* GOAL *
Rewrite everything in the listing from the line containing "82, 93, 87]" down to the line containing "383, 612, 387]" as a Markdown table with the columns Row and Line, numbering each line and leaving out any blank lines.

- - -

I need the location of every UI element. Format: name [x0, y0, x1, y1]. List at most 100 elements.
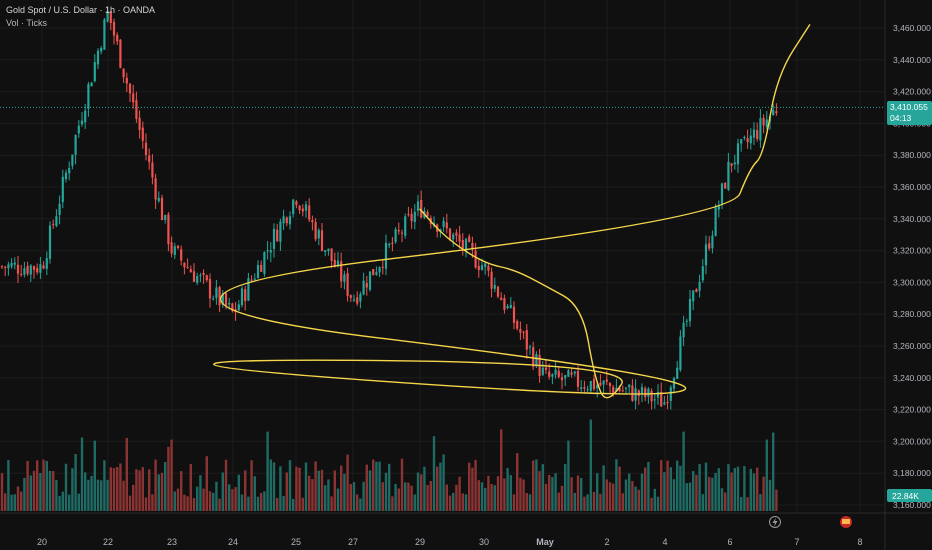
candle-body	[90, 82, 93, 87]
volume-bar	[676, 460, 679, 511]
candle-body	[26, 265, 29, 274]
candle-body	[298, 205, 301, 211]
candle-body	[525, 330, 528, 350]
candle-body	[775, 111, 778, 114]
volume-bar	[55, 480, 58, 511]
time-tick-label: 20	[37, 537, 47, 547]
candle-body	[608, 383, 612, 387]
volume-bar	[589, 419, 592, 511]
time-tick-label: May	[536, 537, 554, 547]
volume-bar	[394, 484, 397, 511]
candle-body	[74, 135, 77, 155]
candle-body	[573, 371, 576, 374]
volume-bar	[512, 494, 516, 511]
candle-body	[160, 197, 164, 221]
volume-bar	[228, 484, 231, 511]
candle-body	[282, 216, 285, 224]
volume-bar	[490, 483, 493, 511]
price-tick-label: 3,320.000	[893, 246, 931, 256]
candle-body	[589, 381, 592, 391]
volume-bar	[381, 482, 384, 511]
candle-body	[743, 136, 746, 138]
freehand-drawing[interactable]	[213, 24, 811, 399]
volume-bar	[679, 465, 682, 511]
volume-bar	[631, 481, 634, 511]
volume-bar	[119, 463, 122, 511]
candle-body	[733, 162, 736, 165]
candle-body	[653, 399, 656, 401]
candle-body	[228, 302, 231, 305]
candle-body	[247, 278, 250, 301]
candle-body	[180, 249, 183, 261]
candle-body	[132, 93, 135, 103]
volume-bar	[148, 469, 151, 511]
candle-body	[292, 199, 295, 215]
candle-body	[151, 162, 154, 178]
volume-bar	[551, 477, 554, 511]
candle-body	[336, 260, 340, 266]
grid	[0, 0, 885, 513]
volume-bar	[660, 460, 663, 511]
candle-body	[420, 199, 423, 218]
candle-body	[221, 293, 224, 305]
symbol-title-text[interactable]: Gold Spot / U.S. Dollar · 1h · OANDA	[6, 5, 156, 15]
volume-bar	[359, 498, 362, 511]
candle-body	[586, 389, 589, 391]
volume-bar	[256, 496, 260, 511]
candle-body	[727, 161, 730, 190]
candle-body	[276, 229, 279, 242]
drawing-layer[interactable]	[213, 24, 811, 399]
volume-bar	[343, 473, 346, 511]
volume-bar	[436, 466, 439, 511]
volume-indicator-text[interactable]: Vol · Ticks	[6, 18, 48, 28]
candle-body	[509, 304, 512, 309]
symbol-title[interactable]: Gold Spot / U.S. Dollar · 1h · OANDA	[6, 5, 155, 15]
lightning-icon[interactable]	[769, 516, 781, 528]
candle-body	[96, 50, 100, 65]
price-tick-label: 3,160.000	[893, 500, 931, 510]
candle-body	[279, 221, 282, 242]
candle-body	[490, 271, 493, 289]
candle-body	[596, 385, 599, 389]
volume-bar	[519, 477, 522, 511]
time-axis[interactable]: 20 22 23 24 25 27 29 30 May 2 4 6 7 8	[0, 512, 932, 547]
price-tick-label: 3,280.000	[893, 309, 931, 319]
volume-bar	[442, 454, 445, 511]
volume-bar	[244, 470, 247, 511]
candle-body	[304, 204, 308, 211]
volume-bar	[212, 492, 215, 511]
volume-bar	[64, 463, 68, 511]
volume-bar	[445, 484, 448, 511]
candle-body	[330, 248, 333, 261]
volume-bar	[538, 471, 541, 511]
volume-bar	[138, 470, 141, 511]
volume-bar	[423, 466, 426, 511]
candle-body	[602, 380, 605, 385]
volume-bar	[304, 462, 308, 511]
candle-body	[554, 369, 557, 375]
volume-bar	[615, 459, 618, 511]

- - -

* FINAL RESULT *
| Row | Line |
|---|---|
| 1 | candle-body	[90, 82, 93, 87] |
| 2 | volume-bar	[676, 460, 679, 511] |
| 3 | candle-body	[26, 265, 29, 274] |
| 4 | candle-body	[298, 205, 301, 211] |
| 5 | candle-body	[525, 330, 528, 350] |
| 6 | candle-body	[775, 111, 778, 114] |
| 7 | volume-bar	[55, 480, 58, 511] |
| 8 | time-tick-label: 20	[37, 537, 47, 547] |
| 9 | candle-body	[608, 383, 612, 387] |